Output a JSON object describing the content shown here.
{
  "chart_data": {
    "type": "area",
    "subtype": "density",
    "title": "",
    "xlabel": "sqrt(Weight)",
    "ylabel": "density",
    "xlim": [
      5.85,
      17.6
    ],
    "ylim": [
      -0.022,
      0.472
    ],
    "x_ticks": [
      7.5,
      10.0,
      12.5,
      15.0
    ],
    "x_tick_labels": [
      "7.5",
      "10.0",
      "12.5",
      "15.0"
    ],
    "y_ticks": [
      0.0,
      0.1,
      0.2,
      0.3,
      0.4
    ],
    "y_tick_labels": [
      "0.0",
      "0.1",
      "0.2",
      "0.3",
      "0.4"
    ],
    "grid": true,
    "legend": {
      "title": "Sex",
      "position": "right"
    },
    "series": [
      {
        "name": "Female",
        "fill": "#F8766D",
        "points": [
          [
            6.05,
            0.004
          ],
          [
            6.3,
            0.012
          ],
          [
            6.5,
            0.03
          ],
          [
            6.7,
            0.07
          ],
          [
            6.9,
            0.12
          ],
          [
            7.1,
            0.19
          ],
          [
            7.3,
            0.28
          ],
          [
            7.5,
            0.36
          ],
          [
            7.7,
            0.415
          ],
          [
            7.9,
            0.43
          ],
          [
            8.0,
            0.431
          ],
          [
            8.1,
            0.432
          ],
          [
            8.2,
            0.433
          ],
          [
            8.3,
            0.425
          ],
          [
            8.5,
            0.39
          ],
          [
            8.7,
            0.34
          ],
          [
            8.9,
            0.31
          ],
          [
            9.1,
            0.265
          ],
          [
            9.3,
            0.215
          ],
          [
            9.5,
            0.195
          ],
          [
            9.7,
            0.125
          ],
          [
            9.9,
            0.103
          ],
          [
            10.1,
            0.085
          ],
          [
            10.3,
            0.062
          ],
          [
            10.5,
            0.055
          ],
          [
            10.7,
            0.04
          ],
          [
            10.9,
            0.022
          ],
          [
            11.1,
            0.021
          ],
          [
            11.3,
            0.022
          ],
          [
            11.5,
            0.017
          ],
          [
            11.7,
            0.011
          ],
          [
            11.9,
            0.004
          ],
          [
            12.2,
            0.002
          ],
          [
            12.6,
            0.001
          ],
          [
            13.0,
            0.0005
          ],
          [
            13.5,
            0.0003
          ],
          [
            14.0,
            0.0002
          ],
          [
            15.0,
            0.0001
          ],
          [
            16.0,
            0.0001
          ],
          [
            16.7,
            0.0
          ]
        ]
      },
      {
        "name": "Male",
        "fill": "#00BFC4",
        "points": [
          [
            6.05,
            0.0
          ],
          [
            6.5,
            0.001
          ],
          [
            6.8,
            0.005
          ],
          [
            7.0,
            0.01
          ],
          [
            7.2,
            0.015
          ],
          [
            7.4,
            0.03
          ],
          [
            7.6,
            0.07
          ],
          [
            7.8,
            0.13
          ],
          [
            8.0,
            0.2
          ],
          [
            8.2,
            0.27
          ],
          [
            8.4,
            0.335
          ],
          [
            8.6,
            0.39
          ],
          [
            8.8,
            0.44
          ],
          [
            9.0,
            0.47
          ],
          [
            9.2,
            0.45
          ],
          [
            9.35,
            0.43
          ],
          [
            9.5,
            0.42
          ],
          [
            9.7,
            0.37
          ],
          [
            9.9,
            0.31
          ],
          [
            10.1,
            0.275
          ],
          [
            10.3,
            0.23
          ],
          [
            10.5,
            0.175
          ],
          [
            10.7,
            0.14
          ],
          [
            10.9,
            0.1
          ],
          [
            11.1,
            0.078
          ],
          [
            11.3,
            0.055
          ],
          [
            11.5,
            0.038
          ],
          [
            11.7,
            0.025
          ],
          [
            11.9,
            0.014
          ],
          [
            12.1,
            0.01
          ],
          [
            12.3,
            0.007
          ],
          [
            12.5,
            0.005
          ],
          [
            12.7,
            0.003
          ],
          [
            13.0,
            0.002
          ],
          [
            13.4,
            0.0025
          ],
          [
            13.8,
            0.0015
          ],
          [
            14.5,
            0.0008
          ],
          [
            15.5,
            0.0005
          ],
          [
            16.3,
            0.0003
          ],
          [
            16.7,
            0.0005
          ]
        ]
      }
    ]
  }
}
====
GIVEN REQUEST. Quote every line of the data, word for word.

ANSWER TO THIS EXERCISE.
Output a JSON object describing the content shown here.
{
  "chart_data": {
    "type": "area",
    "subtype": "density",
    "title": "",
    "xlabel": "sqrt(Weight)",
    "ylabel": "density",
    "xlim": [
      5.85,
      17.6
    ],
    "ylim": [
      -0.022,
      0.472
    ],
    "x_ticks": [
      7.5,
      10.0,
      12.5,
      15.0
    ],
    "x_tick_labels": [
      "7.5",
      "10.0",
      "12.5",
      "15.0"
    ],
    "y_ticks": [
      0.0,
      0.1,
      0.2,
      0.3,
      0.4
    ],
    "y_tick_labels": [
      "0.0",
      "0.1",
      "0.2",
      "0.3",
      "0.4"
    ],
    "grid": true,
    "legend": {
      "title": "Sex",
      "position": "right"
    },
    "series": [
      {
        "name": "Female",
        "fill": "#F8766D",
        "points": [
          [
            6.05,
            0.004
          ],
          [
            6.3,
            0.012
          ],
          [
            6.5,
            0.03
          ],
          [
            6.7,
            0.07
          ],
          [
            6.9,
            0.12
          ],
          [
            7.1,
            0.19
          ],
          [
            7.3,
            0.28
          ],
          [
            7.5,
            0.36
          ],
          [
            7.7,
            0.415
          ],
          [
            7.9,
            0.43
          ],
          [
            8.0,
            0.431
          ],
          [
            8.1,
            0.432
          ],
          [
            8.2,
            0.433
          ],
          [
            8.3,
            0.425
          ],
          [
            8.5,
            0.39
          ],
          [
            8.7,
            0.34
          ],
          [
            8.9,
            0.31
          ],
          [
            9.1,
            0.265
          ],
          [
            9.3,
            0.215
          ],
          [
            9.5,
            0.195
          ],
          [
            9.7,
            0.125
          ],
          [
            9.9,
            0.103
          ],
          [
            10.1,
            0.085
          ],
          [
            10.3,
            0.062
          ],
          [
            10.5,
            0.055
          ],
          [
            10.7,
            0.04
          ],
          [
            10.9,
            0.022
          ],
          [
            11.1,
            0.021
          ],
          [
            11.3,
            0.022
          ],
          [
            11.5,
            0.017
          ],
          [
            11.7,
            0.011
          ],
          [
            11.9,
            0.004
          ],
          [
            12.2,
            0.002
          ],
          [
            12.6,
            0.001
          ],
          [
            13.0,
            0.0005
          ],
          [
            13.5,
            0.0003
          ],
          [
            14.0,
            0.0002
          ],
          [
            15.0,
            0.0001
          ],
          [
            16.0,
            0.0001
          ],
          [
            16.7,
            0.0
          ]
        ]
      },
      {
        "name": "Male",
        "fill": "#00BFC4",
        "points": [
          [
            6.05,
            0.0
          ],
          [
            6.5,
            0.001
          ],
          [
            6.8,
            0.005
          ],
          [
            7.0,
            0.01
          ],
          [
            7.2,
            0.015
          ],
          [
            7.4,
            0.03
          ],
          [
            7.6,
            0.07
          ],
          [
            7.8,
            0.13
          ],
          [
            8.0,
            0.2
          ],
          [
            8.2,
            0.27
          ],
          [
            8.4,
            0.335
          ],
          [
            8.6,
            0.39
          ],
          [
            8.8,
            0.44
          ],
          [
            9.0,
            0.47
          ],
          [
            9.2,
            0.45
          ],
          [
            9.35,
            0.43
          ],
          [
            9.5,
            0.42
          ],
          [
            9.7,
            0.37
          ],
          [
            9.9,
            0.31
          ],
          [
            10.1,
            0.275
          ],
          [
            10.3,
            0.23
          ],
          [
            10.5,
            0.175
          ],
          [
            10.7,
            0.14
          ],
          [
            10.9,
            0.1
          ],
          [
            11.1,
            0.078
          ],
          [
            11.3,
            0.055
          ],
          [
            11.5,
            0.038
          ],
          [
            11.7,
            0.025
          ],
          [
            11.9,
            0.014
          ],
          [
            12.1,
            0.01
          ],
          [
            12.3,
            0.007
          ],
          [
            12.5,
            0.005
          ],
          [
            12.7,
            0.003
          ],
          [
            13.0,
            0.002
          ],
          [
            13.4,
            0.0025
          ],
          [
            13.8,
            0.0015
          ],
          [
            14.5,
            0.0008
          ],
          [
            15.5,
            0.0005
          ],
          [
            16.3,
            0.0003
          ],
          [
            16.7,
            0.0005
          ]
        ]
      }
    ]
  }
}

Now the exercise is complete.